#### Goal:
Every line below that holds the string "title" should be copied out.

Chart and figure data

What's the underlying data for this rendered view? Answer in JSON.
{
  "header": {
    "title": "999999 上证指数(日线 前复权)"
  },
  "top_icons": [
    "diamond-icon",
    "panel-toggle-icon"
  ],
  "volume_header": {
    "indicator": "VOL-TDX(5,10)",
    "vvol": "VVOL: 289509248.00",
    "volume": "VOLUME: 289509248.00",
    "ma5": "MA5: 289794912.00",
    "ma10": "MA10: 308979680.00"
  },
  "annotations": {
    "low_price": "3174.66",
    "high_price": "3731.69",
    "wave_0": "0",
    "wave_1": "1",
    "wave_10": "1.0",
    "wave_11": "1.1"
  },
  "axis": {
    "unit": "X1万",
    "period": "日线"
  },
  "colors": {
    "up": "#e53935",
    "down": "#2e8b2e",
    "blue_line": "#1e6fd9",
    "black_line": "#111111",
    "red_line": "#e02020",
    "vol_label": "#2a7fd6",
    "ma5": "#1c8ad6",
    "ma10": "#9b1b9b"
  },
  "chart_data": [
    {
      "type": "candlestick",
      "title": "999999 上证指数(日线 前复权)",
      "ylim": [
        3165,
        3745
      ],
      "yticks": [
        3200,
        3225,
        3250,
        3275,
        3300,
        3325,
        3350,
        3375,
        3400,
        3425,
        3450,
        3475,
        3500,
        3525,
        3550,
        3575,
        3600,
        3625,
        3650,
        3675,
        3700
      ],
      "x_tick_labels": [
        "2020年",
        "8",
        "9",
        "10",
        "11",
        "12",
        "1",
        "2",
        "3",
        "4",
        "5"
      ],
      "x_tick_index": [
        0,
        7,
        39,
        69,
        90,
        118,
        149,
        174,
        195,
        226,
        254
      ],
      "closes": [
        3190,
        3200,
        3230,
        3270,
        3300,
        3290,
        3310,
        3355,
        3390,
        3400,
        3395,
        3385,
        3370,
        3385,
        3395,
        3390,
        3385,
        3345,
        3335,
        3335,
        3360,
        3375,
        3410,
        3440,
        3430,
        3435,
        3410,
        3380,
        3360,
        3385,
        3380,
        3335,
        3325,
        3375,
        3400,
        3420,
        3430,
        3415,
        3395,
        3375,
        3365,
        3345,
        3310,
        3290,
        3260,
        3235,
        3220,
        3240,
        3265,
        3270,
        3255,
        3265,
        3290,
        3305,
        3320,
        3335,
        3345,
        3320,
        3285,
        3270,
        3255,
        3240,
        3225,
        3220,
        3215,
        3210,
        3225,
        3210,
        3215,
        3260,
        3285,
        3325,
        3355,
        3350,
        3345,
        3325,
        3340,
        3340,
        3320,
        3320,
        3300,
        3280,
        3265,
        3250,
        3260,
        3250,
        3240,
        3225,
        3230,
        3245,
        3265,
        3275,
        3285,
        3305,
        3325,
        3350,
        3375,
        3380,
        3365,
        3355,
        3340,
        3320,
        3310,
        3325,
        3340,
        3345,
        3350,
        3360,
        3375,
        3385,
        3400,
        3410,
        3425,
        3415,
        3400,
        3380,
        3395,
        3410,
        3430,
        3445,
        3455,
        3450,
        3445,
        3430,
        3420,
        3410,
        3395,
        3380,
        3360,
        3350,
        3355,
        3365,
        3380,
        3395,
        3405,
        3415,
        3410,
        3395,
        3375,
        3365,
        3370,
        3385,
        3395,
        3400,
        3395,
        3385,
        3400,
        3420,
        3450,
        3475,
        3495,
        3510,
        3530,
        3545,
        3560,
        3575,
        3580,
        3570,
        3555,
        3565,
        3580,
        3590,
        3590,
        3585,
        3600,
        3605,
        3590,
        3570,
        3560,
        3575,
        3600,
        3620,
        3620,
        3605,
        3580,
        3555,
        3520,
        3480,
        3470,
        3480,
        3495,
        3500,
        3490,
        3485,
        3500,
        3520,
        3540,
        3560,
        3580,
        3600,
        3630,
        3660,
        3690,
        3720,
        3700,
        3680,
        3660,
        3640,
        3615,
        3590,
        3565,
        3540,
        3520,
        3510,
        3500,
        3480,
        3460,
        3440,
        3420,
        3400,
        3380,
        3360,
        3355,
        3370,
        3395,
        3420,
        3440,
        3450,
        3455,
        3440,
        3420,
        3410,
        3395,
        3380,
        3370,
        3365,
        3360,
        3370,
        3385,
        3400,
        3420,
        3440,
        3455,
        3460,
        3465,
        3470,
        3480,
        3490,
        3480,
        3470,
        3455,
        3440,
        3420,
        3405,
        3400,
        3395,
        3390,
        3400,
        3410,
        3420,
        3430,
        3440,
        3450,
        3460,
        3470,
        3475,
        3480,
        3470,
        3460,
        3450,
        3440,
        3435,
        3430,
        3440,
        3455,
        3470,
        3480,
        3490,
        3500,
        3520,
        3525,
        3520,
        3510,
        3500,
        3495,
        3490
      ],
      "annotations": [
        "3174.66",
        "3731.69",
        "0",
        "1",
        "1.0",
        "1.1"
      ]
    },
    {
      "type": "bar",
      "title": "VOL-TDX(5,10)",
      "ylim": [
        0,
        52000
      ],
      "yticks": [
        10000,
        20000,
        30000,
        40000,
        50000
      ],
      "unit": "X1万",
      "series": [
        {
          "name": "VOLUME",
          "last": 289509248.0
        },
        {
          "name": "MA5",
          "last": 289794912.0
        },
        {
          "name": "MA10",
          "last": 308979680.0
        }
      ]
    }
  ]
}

#### Task answer:
    "title": "999999 上证指数(日线 前复权)"
      "title": "999999 上证指数(日线 前复权)",
      "title": "VOL-TDX(5,10)",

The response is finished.